- PROMPT -
Reproduce all the lines below exactly and omit the images.

- GIVEN RECORDS -
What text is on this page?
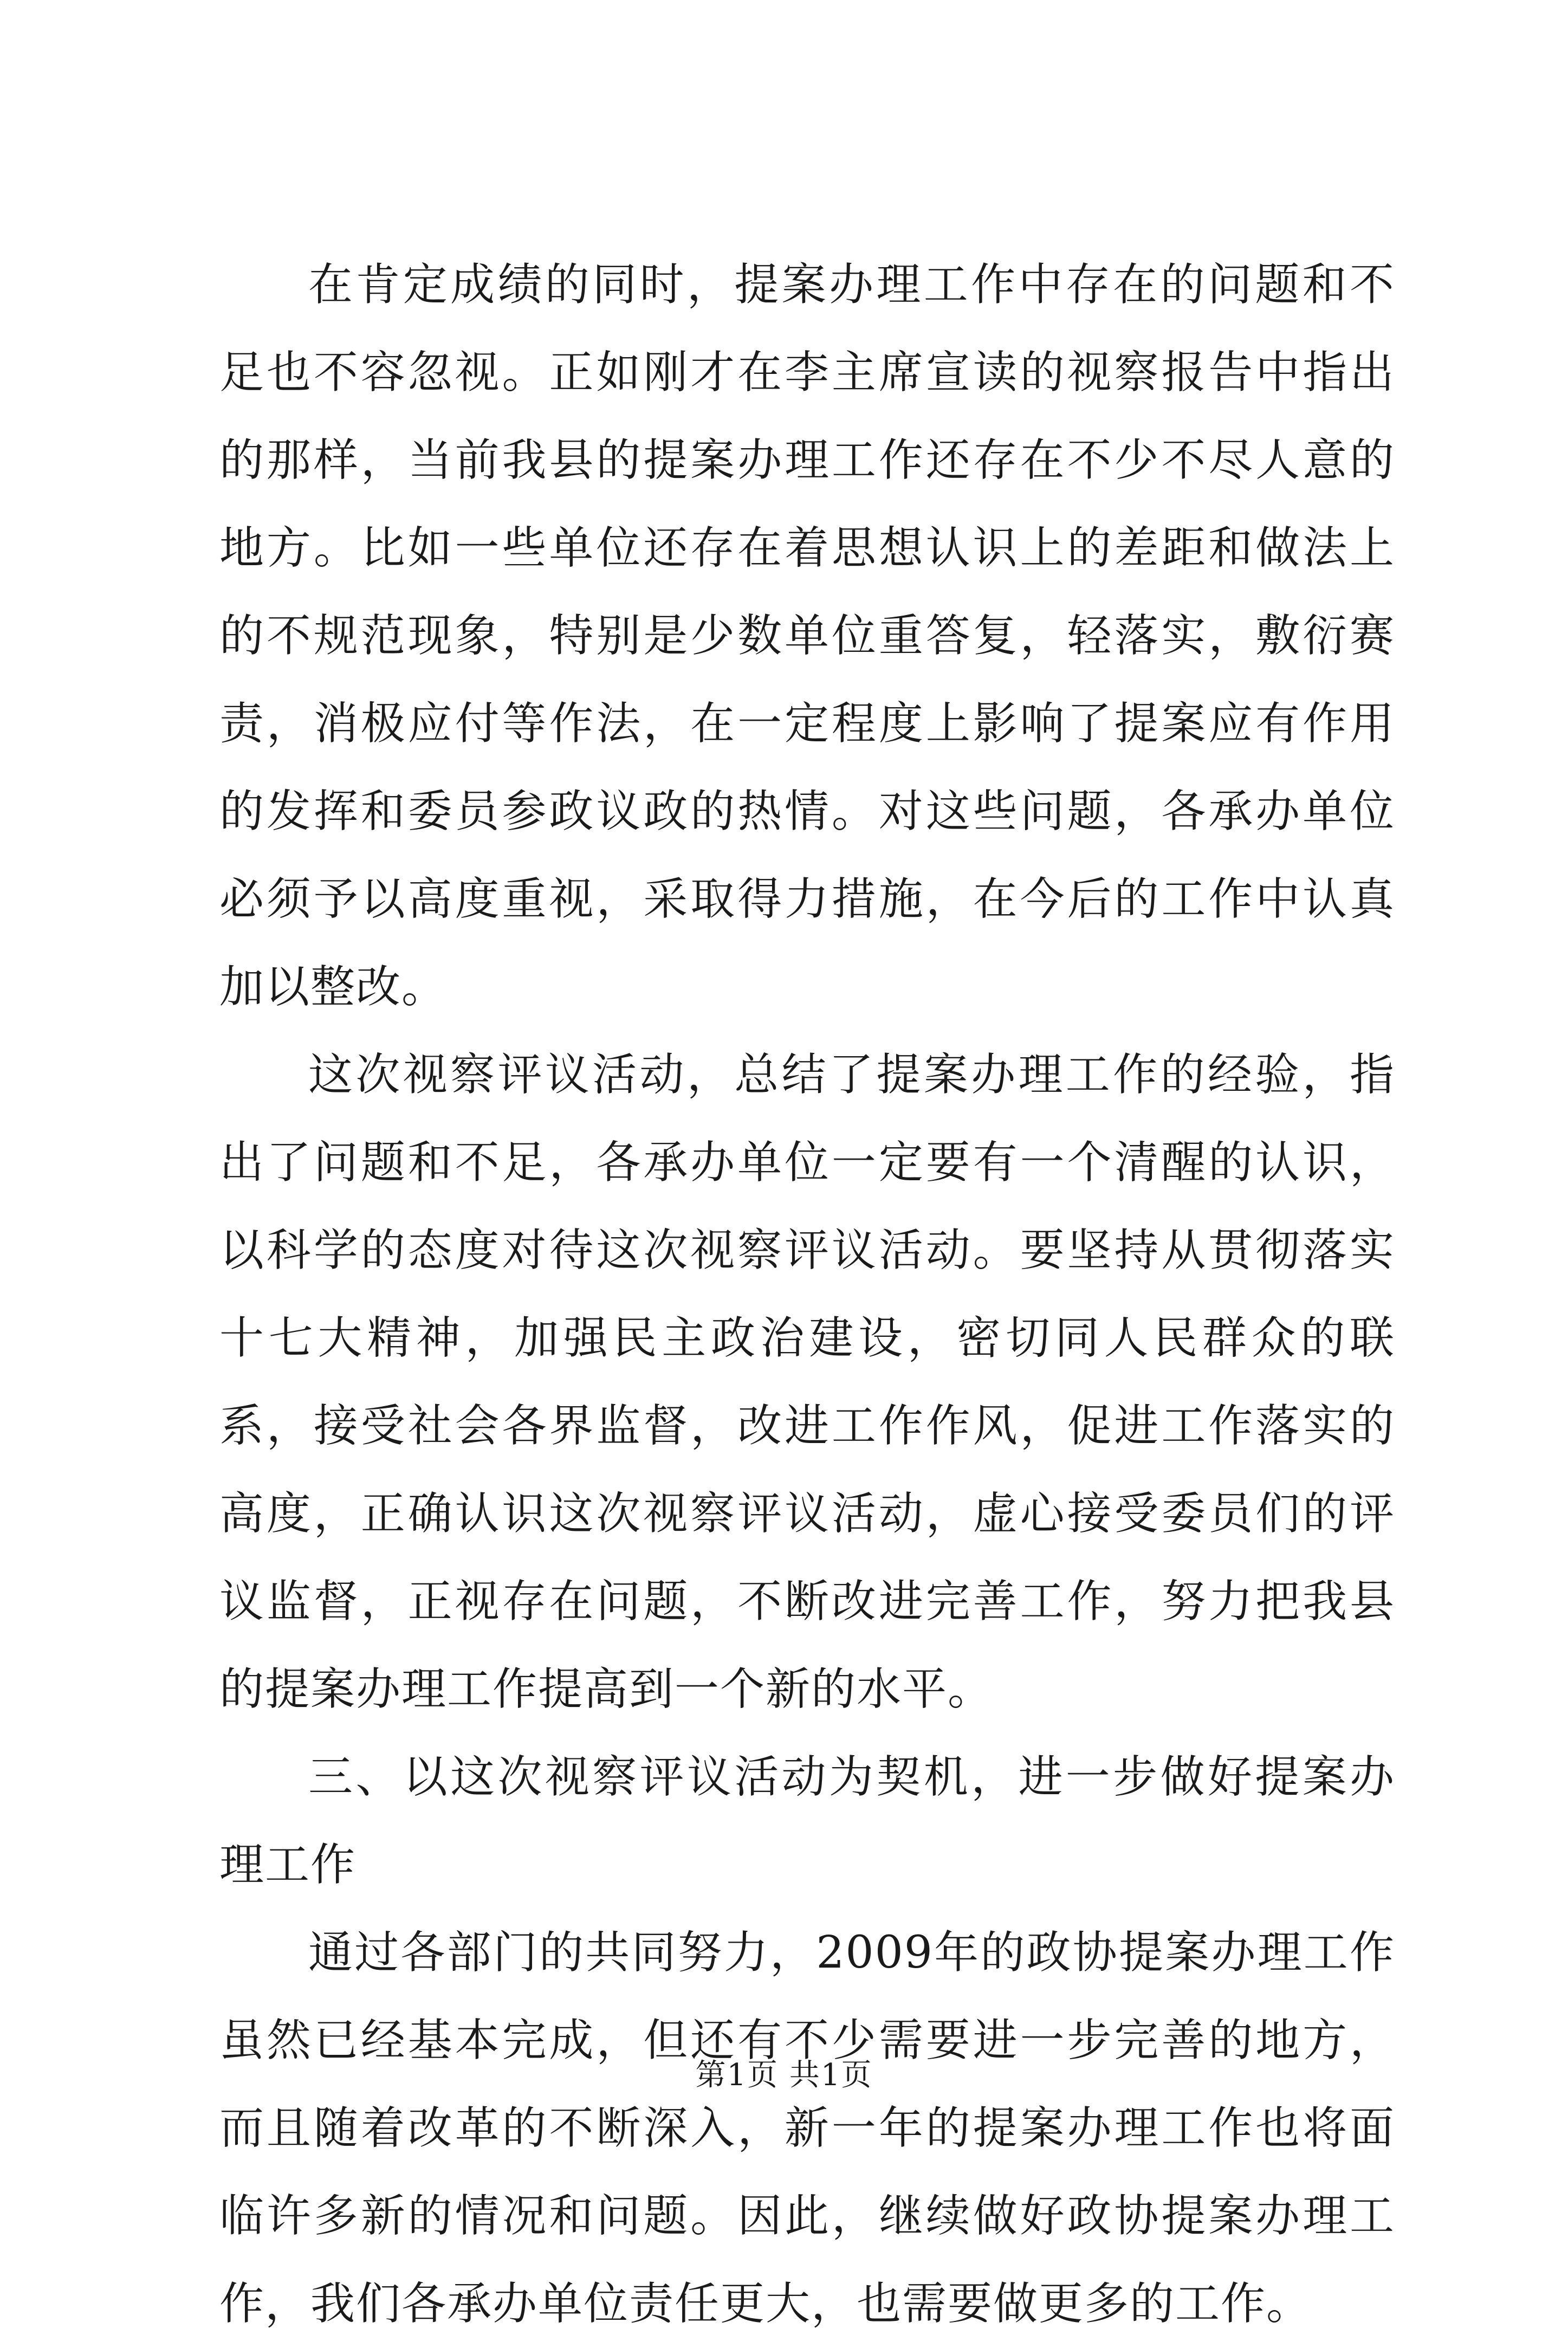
在肯定成绩的同时，提案办理工作中存在的问题和不足也不容忽视。正如刚才在李主席宣读的视察报告中指出的那样，当前我县的提案办理工作还存在不少不尽人意的地方。比如一些单位还存在着思想认识上的差距和做法上的不规范现象，特别是少数单位重答复，轻落实，敷衍赛责，消极应付等作法，在一定程度上影响了提案应有作用的发挥和委员参政议政的热情。对这些问题，各承办单位必须予以高度重视，采取得力措施，在今后的工作中认真加以整改。

这次视察评议活动，总结了提案办理工作的经验，指出了问题和不足，各承办单位一定要有一个清醒的认识，以科学的态度对待这次视察评议活动。要坚持从贯彻落实十七大精神，加强民主政治建设，密切同人民群众的联系，接受社会各界监督，改进工作作风，促进工作落实的高度，正确认识这次视察评议活动，虚心接受委员们的评议监督，正视存在问题，不断改进完善工作，努力把我县的提案办理工作提高到一个新的水平。

三、以这次视察评议活动为契机，进一步做好提案办理工作

通过各部门的共同努力，2009年的政协提案办理工作虽然已经基本完成，但还有不少需要进一步完善的地方，而且随着改革的不断深入，新一年的提案办理工作也将面临许多新的情况和问题。因此，继续做好政协提案办理工作，我们各承办单位责任更大，也需要做更多的工作。

第1页 共1页
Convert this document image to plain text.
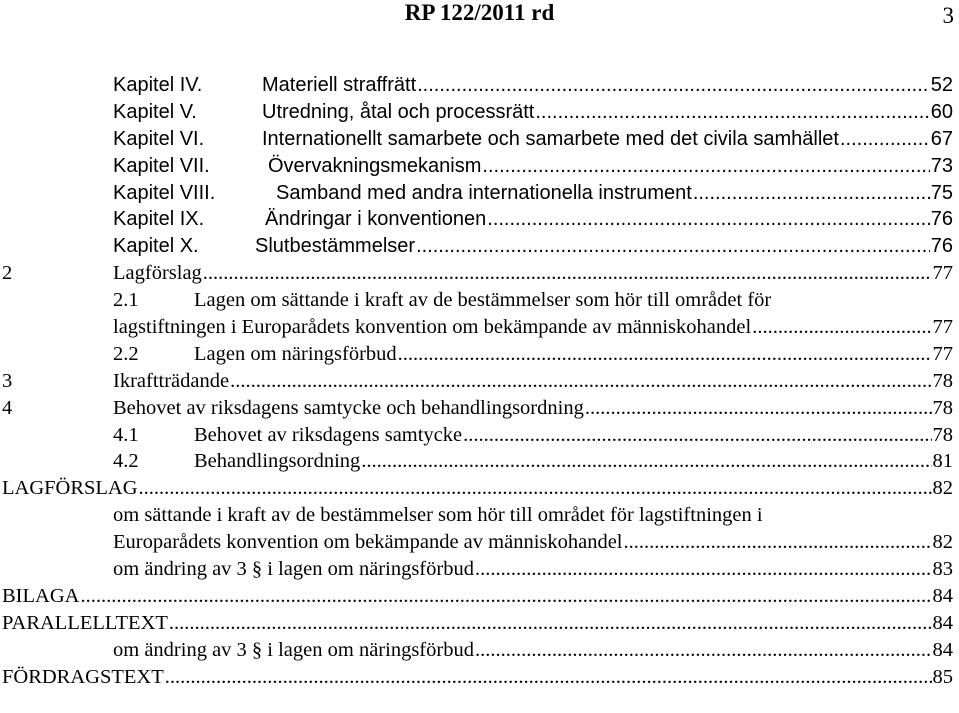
RP 122/2011 rd	3
Kapitel IV.	Materiell straffrätt .....	52
Kapitel V.	Utredning, åtal och processrätt .....	60
Kapitel VI.	Internationellt samarbete och samarbete med det civila samhället .....	67
Kapitel VII.	Övervakningsmekanism .....	73
Kapitel VIII.	Samband med andra internationella instrument .....	75
Kapitel IX.	Ändringar i konventionen .....	76
Kapitel X.	Slutbestämmelser .....	76
2	Lagförslag .....	77
2.1	Lagen om sättande i kraft av de bestämmelser som hör till området för
lagstiftningen i Europarådets konvention om bekämpande av människohandel .....	77
2.2	Lagen om näringsförbud .....	77
3	Ikraftträdande .....	78
4	Behovet av riksdagens samtycke och behandlingsordning .....	78
4.1	Behovet av riksdagens samtycke .....	78
4.2	Behandlingsordning .....	81
LAGFÖRSLAG .....	82
om sättande i kraft av de bestämmelser som hör till området för lagstiftningen i
Europarådets konvention om bekämpande av människohandel .....	82
om ändring av 3 § i lagen om näringsförbud .....	83
BILAGA .....	84
PARALLELLTEXT .....	84
om ändring av 3 § i lagen om näringsförbud .....	84
FÖRDRAGSTEXT .....	85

- RESULT OF THIS EXERCISE -
What text is on this page?
在肯定成绩的同时，提案办理工作中存在的问题和不足也不容忽视。正如刚才在李主席宣读的视察报告中指出的那样，当前我县的提案办理工作还存在不少不尽人意的地方。比如一些单位还存在着思想认识上的差距和做法上的不规范现象，特别是少数单位重答复，轻落实，敷衍赛责，消极应付等作法，在一定程度上影响了提案应有作用的发挥和委员参政议政的热情。对这些问题，各承办单位必须予以高度重视，采取得力措施，在今后的工作中认真加以整改。

这次视察评议活动，总结了提案办理工作的经验，指出了问题和不足，各承办单位一定要有一个清醒的认识，以科学的态度对待这次视察评议活动。要坚持从贯彻落实十七大精神，加强民主政治建设，密切同人民群众的联系，接受社会各界监督，改进工作作风，促进工作落实的高度，正确认识这次视察评议活动，虚心接受委员们的评议监督，正视存在问题，不断改进完善工作，努力把我县的提案办理工作提高到一个新的水平。

三、以这次视察评议活动为契机，进一步做好提案办理工作

通过各部门的共同努力，2009年的政协提案办理工作虽然已经基本完成，但还有不少需要进一步完善的地方，而且随着改革的不断深入，新一年的提案办理工作也将面临许多新的情况和问题。因此，继续做好政协提案办理工作，我们各承办单位责任更大，也需要做更多的工作。

第1页 共1页
Convert this document image to plain text.
RP 122/2011 rd	3
Kapitel IV.	Materiell straffrätt .....	52
Kapitel V.	Utredning, åtal och processrätt .....	60
Kapitel VI.	Internationellt samarbete och samarbete med det civila samhället .....	67
Kapitel VII.	Övervakningsmekanism .....	73
Kapitel VIII.	Samband med andra internationella instrument .....	75
Kapitel IX.	Ändringar i konventionen .....	76
Kapitel X.	Slutbestämmelser .....	76
2	Lagförslag .....	77
2.1	Lagen om sättande i kraft av de bestämmelser som hör till området för
lagstiftningen i Europarådets konvention om bekämpande av människohandel .....	77
2.2	Lagen om näringsförbud .....	77
3	Ikraftträdande .....	78
4	Behovet av riksdagens samtycke och behandlingsordning .....	78
4.1	Behovet av riksdagens samtycke .....	78
4.2	Behandlingsordning .....	81
LAGFÖRSLAG .....	82
om sättande i kraft av de bestämmelser som hör till området för lagstiftningen i
Europarådets konvention om bekämpande av människohandel .....	82
om ändring av 3 § i lagen om näringsförbud .....	83
BILAGA .....	84
PARALLELLTEXT .....	84
om ändring av 3 § i lagen om näringsförbud .....	84
FÖRDRAGSTEXT .....	85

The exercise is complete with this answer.